ENTRIES SUPPLIED:
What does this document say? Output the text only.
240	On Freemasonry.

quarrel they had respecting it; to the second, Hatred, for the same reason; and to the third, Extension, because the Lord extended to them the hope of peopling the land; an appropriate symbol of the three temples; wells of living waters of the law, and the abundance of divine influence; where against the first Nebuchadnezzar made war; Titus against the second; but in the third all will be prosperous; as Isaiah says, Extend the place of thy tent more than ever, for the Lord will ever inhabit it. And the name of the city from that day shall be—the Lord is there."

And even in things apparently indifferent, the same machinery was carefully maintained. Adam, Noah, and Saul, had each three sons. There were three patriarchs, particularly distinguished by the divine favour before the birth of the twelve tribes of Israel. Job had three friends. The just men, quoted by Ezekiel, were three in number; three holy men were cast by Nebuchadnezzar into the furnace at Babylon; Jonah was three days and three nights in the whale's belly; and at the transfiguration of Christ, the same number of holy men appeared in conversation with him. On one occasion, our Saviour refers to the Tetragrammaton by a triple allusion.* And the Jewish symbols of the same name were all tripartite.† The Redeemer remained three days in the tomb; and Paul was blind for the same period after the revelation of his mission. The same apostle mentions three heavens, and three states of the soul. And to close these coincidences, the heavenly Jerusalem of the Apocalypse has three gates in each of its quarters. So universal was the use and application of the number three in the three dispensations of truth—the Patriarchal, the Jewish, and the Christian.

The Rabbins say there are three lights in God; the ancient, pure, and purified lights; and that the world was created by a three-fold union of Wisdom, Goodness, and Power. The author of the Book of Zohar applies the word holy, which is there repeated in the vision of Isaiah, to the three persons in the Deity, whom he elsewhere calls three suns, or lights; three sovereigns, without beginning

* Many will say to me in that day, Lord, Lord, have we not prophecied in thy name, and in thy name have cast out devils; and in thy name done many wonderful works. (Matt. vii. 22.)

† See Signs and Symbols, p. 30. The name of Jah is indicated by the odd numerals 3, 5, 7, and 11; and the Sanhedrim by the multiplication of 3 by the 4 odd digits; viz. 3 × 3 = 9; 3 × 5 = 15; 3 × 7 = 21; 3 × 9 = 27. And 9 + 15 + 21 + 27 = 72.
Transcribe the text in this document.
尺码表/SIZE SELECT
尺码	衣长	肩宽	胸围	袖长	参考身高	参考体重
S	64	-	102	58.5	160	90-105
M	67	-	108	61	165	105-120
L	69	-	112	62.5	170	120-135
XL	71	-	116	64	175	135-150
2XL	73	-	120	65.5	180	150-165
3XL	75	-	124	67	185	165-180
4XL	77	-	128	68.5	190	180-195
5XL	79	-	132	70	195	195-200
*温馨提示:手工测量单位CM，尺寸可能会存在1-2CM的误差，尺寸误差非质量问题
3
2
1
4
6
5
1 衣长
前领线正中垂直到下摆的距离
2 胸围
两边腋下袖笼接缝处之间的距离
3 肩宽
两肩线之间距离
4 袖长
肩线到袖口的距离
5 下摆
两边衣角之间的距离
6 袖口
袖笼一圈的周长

* * *

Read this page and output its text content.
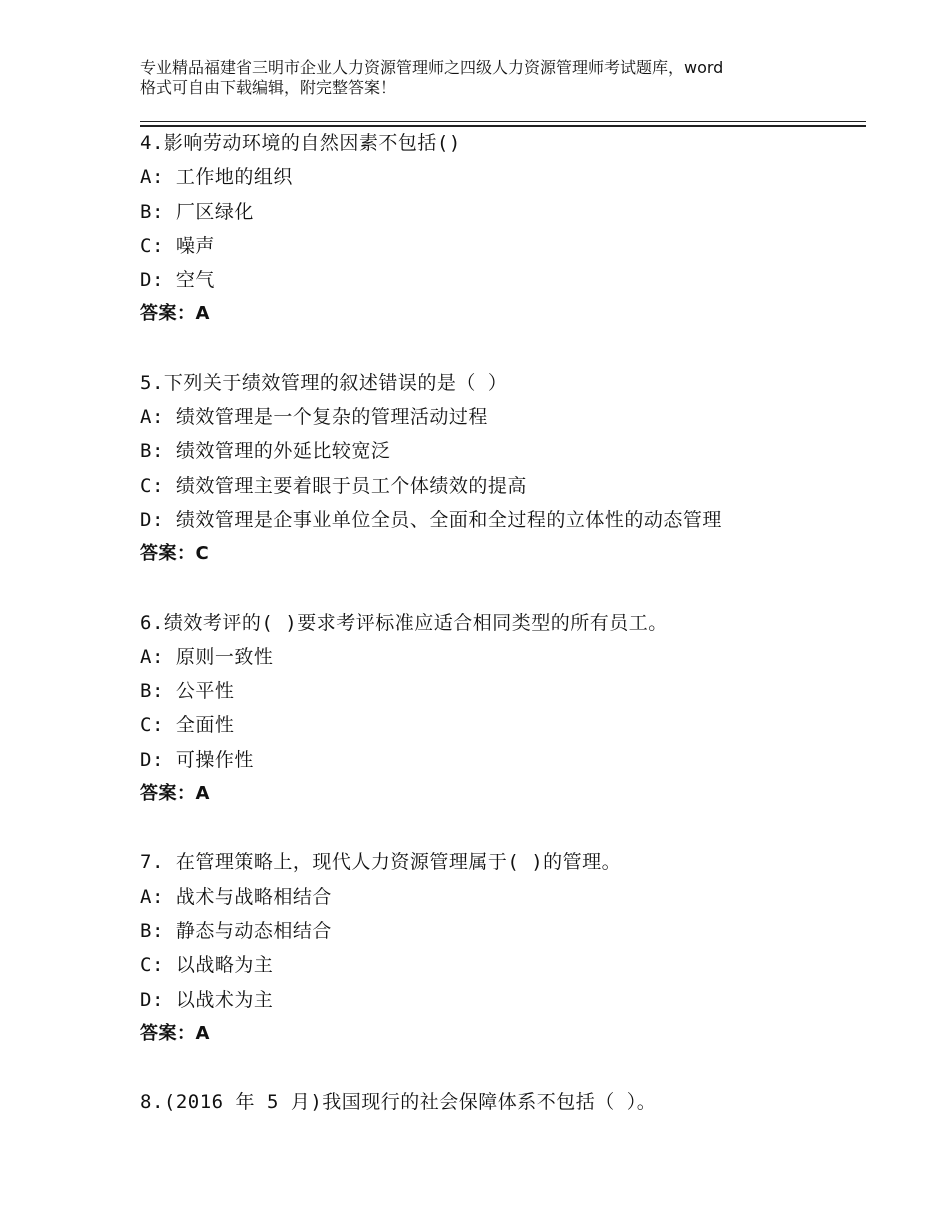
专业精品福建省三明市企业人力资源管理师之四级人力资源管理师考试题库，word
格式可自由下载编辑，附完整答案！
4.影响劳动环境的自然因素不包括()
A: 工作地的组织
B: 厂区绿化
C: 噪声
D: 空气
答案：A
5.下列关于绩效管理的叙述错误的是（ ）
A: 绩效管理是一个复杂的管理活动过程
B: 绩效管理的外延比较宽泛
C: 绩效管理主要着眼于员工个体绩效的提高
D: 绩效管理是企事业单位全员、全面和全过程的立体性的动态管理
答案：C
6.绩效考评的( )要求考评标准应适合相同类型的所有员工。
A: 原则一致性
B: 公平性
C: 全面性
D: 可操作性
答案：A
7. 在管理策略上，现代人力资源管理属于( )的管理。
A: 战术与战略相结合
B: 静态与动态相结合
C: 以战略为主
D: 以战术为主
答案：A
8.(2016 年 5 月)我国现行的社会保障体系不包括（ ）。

TASK PROMPT: Of the lines in the data, how many hold the string "text"? State the number, nothing else.

SOLVED EXERCISE: 3